- _Extracted records_:

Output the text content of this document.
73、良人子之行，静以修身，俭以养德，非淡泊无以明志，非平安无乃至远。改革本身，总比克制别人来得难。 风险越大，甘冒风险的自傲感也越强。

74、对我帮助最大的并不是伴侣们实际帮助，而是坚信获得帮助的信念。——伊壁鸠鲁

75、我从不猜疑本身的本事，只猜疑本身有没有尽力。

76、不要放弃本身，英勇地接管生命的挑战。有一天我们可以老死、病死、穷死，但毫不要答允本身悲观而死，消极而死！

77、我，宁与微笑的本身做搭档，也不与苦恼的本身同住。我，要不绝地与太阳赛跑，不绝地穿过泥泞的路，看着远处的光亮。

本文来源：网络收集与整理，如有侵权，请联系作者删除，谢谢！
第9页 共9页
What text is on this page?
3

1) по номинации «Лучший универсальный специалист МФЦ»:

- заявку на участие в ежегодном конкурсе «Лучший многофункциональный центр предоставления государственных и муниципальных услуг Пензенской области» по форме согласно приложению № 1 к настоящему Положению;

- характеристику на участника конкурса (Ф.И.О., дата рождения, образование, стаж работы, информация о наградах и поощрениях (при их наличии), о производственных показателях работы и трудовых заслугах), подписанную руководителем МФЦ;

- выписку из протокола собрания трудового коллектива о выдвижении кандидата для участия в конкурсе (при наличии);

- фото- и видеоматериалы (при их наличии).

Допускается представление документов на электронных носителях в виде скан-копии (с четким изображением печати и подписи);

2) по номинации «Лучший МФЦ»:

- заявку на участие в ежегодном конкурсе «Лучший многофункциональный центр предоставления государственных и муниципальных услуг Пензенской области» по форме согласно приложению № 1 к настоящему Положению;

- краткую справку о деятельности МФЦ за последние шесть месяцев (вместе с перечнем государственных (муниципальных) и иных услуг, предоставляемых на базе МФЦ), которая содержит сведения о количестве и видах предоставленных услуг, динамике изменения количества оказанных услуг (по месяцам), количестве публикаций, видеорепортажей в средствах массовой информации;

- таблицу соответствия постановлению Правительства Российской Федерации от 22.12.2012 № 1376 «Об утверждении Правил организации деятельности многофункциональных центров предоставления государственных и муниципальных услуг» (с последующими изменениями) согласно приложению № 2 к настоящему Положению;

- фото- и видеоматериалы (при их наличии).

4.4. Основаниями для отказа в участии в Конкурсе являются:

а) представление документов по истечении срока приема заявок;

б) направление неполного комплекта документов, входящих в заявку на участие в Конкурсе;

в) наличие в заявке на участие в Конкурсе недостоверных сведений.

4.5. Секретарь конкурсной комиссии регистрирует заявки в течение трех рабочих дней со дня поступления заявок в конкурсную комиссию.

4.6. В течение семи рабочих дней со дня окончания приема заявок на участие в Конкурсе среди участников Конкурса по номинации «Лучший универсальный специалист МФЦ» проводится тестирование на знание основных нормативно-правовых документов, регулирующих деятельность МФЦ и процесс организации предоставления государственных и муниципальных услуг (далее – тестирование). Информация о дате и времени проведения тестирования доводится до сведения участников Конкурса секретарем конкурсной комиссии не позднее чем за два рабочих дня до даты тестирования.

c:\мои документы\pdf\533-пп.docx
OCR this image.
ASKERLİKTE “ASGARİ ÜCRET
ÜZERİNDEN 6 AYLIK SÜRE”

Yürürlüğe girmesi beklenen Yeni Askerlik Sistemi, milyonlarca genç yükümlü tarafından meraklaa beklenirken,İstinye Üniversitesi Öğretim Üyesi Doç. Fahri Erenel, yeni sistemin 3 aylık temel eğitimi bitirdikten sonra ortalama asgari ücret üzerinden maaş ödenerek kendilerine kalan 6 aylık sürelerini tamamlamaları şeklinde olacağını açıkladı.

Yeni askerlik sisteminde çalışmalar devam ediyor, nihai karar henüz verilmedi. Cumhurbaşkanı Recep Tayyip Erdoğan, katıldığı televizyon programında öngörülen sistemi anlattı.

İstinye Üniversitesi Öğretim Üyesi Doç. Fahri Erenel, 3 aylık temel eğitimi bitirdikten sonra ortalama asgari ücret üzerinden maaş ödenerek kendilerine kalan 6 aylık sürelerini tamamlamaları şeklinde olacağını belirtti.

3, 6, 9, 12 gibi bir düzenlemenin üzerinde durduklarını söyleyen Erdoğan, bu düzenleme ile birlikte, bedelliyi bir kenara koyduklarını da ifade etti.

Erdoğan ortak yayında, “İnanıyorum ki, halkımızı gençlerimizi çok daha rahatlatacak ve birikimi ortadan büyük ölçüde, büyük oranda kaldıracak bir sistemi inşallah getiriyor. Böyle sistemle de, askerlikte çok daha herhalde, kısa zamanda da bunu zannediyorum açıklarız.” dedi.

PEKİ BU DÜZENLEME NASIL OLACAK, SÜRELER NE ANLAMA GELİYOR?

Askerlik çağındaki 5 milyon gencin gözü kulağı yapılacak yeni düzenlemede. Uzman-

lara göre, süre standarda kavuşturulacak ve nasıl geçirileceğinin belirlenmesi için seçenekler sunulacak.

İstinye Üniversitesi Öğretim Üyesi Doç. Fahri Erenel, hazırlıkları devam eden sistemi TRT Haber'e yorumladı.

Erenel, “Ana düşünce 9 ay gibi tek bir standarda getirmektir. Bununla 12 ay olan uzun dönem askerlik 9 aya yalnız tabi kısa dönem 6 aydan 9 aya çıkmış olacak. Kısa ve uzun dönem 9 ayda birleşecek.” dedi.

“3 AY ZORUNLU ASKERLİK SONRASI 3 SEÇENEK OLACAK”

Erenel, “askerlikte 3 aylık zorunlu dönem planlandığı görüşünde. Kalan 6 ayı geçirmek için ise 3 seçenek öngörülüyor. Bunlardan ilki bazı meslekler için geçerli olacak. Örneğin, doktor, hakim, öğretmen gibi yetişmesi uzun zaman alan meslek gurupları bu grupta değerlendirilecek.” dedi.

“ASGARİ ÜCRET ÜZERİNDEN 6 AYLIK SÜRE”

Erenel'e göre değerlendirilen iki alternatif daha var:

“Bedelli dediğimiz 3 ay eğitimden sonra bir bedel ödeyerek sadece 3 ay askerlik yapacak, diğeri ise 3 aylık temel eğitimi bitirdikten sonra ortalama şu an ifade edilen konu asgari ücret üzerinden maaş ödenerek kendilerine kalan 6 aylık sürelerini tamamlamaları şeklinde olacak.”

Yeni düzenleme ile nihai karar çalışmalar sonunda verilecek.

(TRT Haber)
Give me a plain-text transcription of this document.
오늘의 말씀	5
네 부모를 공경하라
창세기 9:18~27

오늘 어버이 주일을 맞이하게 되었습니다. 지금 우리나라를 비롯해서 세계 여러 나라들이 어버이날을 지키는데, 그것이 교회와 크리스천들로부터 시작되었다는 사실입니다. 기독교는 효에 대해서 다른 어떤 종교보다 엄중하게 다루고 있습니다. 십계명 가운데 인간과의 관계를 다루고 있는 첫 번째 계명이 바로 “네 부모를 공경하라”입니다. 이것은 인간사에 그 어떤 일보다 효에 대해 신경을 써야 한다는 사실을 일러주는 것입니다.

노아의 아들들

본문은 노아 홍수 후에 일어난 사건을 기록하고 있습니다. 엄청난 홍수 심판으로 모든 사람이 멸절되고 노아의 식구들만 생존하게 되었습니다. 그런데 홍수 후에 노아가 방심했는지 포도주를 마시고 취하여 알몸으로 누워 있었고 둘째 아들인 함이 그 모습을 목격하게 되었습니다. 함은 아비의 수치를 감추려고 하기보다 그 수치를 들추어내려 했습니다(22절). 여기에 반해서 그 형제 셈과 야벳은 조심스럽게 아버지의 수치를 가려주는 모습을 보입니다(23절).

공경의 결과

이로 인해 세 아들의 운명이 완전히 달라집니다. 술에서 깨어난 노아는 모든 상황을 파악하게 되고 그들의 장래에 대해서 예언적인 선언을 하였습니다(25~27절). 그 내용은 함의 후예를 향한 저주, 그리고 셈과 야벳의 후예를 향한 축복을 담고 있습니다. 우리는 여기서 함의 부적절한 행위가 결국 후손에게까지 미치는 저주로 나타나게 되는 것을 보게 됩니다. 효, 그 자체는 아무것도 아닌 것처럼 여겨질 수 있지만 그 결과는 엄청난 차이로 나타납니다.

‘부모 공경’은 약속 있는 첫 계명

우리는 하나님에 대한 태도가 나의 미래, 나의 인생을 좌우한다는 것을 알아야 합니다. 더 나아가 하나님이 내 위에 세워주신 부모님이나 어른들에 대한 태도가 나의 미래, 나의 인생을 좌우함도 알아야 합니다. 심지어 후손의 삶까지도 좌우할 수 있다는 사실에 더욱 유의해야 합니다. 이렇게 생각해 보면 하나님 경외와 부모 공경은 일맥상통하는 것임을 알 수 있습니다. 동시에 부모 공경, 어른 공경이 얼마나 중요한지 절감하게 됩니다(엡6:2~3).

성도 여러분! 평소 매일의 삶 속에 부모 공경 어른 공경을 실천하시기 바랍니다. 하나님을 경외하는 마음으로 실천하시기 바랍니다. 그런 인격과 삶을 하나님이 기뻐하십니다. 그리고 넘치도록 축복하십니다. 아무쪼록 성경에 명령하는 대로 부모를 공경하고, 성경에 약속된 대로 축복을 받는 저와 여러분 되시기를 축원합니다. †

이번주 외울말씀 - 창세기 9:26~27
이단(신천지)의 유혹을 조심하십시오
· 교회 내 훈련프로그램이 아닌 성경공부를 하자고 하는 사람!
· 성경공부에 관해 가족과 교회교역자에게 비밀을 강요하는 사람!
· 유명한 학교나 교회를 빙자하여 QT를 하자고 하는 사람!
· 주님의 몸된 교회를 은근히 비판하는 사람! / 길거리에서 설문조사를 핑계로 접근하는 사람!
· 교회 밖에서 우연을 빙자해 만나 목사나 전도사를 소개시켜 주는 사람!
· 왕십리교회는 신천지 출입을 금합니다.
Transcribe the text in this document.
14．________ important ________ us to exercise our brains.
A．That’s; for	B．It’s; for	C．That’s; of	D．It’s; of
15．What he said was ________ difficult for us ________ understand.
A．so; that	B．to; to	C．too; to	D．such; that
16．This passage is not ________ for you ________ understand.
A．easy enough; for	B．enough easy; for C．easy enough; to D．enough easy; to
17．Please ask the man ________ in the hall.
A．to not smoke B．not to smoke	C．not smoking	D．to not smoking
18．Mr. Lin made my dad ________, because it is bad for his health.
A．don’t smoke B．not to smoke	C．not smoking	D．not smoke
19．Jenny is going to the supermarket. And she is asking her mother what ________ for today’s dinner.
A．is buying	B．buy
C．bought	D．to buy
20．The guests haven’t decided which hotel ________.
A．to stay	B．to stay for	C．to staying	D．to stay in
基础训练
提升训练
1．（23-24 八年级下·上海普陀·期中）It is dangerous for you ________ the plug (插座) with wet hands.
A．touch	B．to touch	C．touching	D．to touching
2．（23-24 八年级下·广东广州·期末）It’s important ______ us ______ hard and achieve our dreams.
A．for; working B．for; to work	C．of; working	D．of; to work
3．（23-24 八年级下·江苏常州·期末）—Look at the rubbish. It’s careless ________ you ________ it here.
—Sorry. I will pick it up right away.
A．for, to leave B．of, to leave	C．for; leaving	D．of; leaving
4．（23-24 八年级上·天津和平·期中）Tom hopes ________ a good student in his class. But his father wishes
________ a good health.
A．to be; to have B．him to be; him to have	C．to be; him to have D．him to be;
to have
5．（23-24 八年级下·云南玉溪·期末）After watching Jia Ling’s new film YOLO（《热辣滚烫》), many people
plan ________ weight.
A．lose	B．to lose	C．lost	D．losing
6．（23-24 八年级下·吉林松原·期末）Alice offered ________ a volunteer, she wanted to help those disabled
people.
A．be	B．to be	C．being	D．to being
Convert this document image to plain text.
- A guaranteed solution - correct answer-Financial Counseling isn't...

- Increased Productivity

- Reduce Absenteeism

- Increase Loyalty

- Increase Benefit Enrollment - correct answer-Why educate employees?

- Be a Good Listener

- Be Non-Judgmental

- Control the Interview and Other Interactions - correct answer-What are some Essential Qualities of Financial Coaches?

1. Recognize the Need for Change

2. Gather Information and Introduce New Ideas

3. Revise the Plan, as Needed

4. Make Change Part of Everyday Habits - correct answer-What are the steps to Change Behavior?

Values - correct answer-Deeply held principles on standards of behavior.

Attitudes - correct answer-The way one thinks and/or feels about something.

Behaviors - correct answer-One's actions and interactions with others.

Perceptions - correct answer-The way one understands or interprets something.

- _Exercise goal_: Filter the records above and return every line that holds the word "something".

- _Solution to this exercise_:
Attitudes - correct answer-The way one thinks and/or feels about something.
Perceptions - correct answer-The way one understands or interprets something.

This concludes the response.